### WHAT TO PRODUCE
Exactly as they appear, output all of the records. Skip any images.

### Dataset excerpts
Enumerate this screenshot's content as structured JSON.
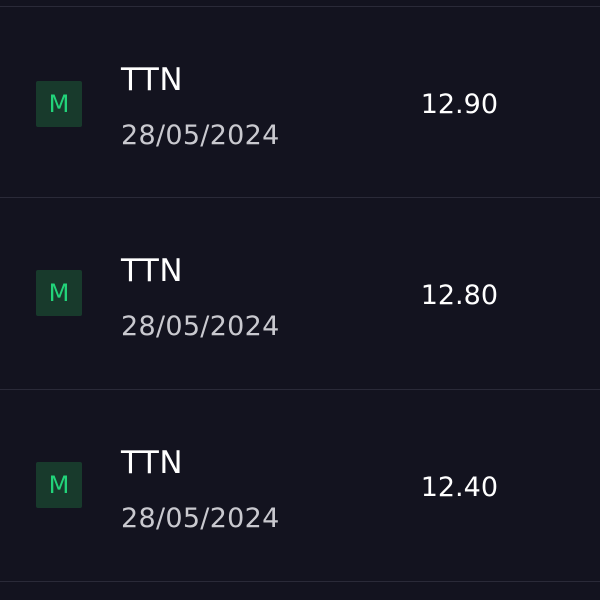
{
  "trades": [
    {
      "badge": "M",
      "ticker": "TTN",
      "date": "28/05/2024",
      "price": "12.90"
    },
    {
      "badge": "M",
      "ticker": "TTN",
      "date": "28/05/2024",
      "price": "12.80"
    },
    {
      "badge": "M",
      "ticker": "TTN",
      "date": "28/05/2024",
      "price": "12.40"
    }
  ],
  "colors": {
    "background": "#13131f",
    "divider": "#2a2a38",
    "badge_bg": "#183a2c",
    "badge_text": "#22d47a",
    "primary_text": "#ffffff",
    "secondary_text": "#c9c9cf"
  }
}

### WRITTEN RESPONSE
Enumerate this screenshot's content as structured JSON.
{
  "trades": [
    {
      "badge": "M",
      "ticker": "TTN",
      "date": "28/05/2024",
      "price": "12.90"
    },
    {
      "badge": "M",
      "ticker": "TTN",
      "date": "28/05/2024",
      "price": "12.80"
    },
    {
      "badge": "M",
      "ticker": "TTN",
      "date": "28/05/2024",
      "price": "12.40"
    }
  ],
  "colors": {
    "background": "#13131f",
    "divider": "#2a2a38",
    "badge_bg": "#183a2c",
    "badge_text": "#22d47a",
    "primary_text": "#ffffff",
    "secondary_text": "#c9c9cf"
  }
}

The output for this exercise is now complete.